INSTRUCTIONS FOR THE TASK
All of the records below should be output exactly.

INPUT DATA
■ ■ ■ ■ ■

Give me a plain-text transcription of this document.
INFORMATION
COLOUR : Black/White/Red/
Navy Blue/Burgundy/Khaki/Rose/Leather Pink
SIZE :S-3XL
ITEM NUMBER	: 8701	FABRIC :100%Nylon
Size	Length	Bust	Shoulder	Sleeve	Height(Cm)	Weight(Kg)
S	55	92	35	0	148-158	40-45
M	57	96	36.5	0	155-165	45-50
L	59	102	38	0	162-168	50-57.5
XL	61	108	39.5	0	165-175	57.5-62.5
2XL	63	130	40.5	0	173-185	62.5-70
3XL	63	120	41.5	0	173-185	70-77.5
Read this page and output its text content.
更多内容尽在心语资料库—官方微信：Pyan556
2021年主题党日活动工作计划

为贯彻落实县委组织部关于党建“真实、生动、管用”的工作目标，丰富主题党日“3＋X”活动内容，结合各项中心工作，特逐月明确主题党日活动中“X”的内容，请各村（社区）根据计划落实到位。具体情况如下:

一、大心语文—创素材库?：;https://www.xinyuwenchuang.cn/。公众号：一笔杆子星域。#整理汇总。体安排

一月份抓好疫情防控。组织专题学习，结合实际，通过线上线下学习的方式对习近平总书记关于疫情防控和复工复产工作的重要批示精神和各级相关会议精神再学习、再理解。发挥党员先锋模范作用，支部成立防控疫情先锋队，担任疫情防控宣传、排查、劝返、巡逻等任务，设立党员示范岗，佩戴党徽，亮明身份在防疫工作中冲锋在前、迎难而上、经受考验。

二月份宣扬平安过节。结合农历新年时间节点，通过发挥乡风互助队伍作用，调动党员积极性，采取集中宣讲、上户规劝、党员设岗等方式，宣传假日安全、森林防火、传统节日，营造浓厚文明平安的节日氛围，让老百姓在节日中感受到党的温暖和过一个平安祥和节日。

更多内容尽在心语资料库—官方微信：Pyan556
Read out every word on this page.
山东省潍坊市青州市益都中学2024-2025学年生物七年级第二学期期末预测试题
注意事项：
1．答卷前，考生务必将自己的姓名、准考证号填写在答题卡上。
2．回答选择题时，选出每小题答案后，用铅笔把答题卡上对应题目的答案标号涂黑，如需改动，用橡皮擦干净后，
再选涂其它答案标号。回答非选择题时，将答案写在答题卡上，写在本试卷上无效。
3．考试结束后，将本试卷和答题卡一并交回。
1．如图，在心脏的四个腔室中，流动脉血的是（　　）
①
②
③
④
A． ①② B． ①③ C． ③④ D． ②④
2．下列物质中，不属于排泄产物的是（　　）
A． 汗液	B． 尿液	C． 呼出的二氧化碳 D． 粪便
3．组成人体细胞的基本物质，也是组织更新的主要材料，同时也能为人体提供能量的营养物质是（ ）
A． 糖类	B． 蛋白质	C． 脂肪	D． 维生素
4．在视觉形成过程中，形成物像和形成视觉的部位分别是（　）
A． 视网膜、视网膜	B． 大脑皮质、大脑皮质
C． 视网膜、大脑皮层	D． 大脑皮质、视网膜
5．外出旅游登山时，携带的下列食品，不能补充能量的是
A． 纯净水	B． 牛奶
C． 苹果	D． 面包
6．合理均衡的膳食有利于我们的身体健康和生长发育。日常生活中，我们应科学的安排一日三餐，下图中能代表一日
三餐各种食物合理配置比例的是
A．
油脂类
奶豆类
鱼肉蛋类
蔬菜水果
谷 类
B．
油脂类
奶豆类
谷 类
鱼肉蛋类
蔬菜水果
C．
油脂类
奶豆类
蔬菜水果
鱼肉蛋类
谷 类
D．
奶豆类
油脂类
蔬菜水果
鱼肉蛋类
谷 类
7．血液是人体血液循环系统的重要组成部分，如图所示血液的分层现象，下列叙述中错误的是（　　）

■ ■ ■ ■ ■

WRITTEN RESPONSE
Give me a plain-text transcription of this document.
INFORMATION
COLOUR : Black/White/Red/
Navy Blue/Burgundy/Khaki/Rose/Leather Pink
SIZE :S-3XL
ITEM NUMBER	: 8701	FABRIC :100%Nylon
Size	Length	Bust	Shoulder	Sleeve	Height(Cm)	Weight(Kg)
S	55	92	35	0	148-158	40-45
M	57	96	36.5	0	155-165	45-50
L	59	102	38	0	162-168	50-57.5
XL	61	108	39.5	0	165-175	57.5-62.5
2XL	63	130	40.5	0	173-185	62.5-70
3XL	63	120	41.5	0	173-185	70-77.5
Read this page and output its text content.
更多内容尽在心语资料库—官方微信：Pyan556
2021年主题党日活动工作计划

为贯彻落实县委组织部关于党建“真实、生动、管用”的工作目标，丰富主题党日“3＋X”活动内容，结合各项中心工作，特逐月明确主题党日活动中“X”的内容，请各村（社区）根据计划落实到位。具体情况如下:

一、大心语文—创素材库?：;https://www.xinyuwenchuang.cn/。公众号：一笔杆子星域。#整理汇总。体安排

一月份抓好疫情防控。组织专题学习，结合实际，通过线上线下学习的方式对习近平总书记关于疫情防控和复工复产工作的重要批示精神和各级相关会议精神再学习、再理解。发挥党员先锋模范作用，支部成立防控疫情先锋队，担任疫情防控宣传、排查、劝返、巡逻等任务，设立党员示范岗，佩戴党徽，亮明身份在防疫工作中冲锋在前、迎难而上、经受考验。

二月份宣扬平安过节。结合农历新年时间节点，通过发挥乡风互助队伍作用，调动党员积极性，采取集中宣讲、上户规劝、党员设岗等方式，宣传假日安全、森林防火、传统节日，营造浓厚文明平安的节日氛围，让老百姓在节日中感受到党的温暖和过一个平安祥和节日。

更多内容尽在心语资料库—官方微信：Pyan556
Read out every word on this page.
山东省潍坊市青州市益都中学2024-2025学年生物七年级第二学期期末预测试题
注意事项：
1．答卷前，考生务必将自己的姓名、准考证号填写在答题卡上。
2．回答选择题时，选出每小题答案后，用铅笔把答题卡上对应题目的答案标号涂黑，如需改动，用橡皮擦干净后，
再选涂其它答案标号。回答非选择题时，将答案写在答题卡上，写在本试卷上无效。
3．考试结束后，将本试卷和答题卡一并交回。
1．如图，在心脏的四个腔室中，流动脉血的是（　　）
①
②
③
④
A． ①② B． ①③ C． ③④ D． ②④
2．下列物质中，不属于排泄产物的是（　　）
A． 汗液	B． 尿液	C． 呼出的二氧化碳 D． 粪便
3．组成人体细胞的基本物质，也是组织更新的主要材料，同时也能为人体提供能量的营养物质是（ ）
A． 糖类	B． 蛋白质	C． 脂肪	D． 维生素
4．在视觉形成过程中，形成物像和形成视觉的部位分别是（　）
A． 视网膜、视网膜	B． 大脑皮质、大脑皮质
C． 视网膜、大脑皮层	D． 大脑皮质、视网膜
5．外出旅游登山时，携带的下列食品，不能补充能量的是
A． 纯净水	B． 牛奶
C． 苹果	D． 面包
6．合理均衡的膳食有利于我们的身体健康和生长发育。日常生活中，我们应科学的安排一日三餐，下图中能代表一日
三餐各种食物合理配置比例的是
A．
油脂类
奶豆类
鱼肉蛋类
蔬菜水果
谷 类
B．
油脂类
奶豆类
谷 类
鱼肉蛋类
蔬菜水果
C．
油脂类
奶豆类
蔬菜水果
鱼肉蛋类
谷 类
D．
奶豆类
油脂类
蔬菜水果
鱼肉蛋类
谷 类
7．血液是人体血液循环系统的重要组成部分，如图所示血液的分层现象，下列叙述中错误的是（　　）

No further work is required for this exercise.